Directions: Find the word "Schwimmbad" in the data. Return every line where it appears.

(Figure content listings)
◆ ◆ ◆ ◆ ◆

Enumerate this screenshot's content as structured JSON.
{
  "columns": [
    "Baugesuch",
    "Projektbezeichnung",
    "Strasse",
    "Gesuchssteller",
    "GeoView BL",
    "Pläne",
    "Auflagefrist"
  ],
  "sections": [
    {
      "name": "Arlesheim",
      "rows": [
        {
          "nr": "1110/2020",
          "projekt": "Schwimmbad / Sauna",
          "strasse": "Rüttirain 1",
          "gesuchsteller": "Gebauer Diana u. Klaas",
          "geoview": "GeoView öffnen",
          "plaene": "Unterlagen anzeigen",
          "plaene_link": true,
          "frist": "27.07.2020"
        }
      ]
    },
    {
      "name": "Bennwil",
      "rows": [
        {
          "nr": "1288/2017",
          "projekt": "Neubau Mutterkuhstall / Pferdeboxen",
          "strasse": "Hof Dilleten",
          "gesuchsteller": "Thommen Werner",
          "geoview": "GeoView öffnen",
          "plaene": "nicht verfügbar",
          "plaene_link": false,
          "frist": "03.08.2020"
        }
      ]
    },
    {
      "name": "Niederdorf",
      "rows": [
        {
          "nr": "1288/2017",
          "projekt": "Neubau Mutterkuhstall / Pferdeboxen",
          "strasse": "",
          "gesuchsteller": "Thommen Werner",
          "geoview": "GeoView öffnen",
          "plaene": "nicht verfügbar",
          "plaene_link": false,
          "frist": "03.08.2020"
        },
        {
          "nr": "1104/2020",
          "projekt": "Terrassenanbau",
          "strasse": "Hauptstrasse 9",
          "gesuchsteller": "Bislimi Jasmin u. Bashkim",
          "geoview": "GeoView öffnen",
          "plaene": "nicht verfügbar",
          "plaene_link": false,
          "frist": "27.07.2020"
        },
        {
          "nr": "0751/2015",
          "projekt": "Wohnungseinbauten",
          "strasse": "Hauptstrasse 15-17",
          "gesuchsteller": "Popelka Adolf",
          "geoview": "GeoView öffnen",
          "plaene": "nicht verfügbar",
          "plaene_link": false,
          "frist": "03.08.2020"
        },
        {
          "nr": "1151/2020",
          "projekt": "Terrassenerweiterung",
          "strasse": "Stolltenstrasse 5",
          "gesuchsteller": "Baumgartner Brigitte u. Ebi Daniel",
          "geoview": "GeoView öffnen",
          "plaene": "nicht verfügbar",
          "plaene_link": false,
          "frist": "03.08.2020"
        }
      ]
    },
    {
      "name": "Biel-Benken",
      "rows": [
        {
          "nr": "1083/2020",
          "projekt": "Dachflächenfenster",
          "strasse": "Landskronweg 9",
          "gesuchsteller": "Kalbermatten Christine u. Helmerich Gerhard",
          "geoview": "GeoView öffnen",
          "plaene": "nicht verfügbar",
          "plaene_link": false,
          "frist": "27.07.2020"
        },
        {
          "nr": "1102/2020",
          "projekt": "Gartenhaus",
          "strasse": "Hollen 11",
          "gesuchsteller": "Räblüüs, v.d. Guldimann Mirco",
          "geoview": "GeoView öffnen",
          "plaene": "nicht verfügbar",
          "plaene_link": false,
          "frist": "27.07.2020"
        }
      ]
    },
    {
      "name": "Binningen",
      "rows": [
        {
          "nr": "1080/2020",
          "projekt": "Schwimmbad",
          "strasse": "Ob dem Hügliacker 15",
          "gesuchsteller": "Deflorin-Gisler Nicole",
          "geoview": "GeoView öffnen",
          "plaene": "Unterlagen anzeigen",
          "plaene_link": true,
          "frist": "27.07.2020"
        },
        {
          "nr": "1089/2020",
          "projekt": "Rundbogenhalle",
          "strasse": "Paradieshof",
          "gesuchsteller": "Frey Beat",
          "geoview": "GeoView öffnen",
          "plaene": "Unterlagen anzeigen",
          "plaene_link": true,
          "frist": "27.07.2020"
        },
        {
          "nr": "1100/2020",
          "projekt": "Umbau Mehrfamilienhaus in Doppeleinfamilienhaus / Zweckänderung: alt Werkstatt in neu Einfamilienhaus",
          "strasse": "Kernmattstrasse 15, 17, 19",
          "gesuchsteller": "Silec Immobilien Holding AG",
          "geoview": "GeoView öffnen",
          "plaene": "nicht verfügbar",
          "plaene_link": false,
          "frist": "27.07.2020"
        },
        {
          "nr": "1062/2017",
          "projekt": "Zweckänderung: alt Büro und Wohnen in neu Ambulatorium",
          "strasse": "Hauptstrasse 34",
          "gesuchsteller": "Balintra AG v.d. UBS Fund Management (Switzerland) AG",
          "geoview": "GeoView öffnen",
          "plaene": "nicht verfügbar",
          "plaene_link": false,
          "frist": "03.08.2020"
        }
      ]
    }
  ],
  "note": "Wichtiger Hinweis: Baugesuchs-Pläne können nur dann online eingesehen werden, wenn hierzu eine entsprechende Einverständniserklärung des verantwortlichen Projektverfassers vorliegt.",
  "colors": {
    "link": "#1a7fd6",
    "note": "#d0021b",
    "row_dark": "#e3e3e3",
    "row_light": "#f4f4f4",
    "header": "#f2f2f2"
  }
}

◆ ◆ ◆ ◆ ◆

Exercise answer:
          "projekt": "Schwimmbad / Sauna",
          "projekt": "Schwimmbad",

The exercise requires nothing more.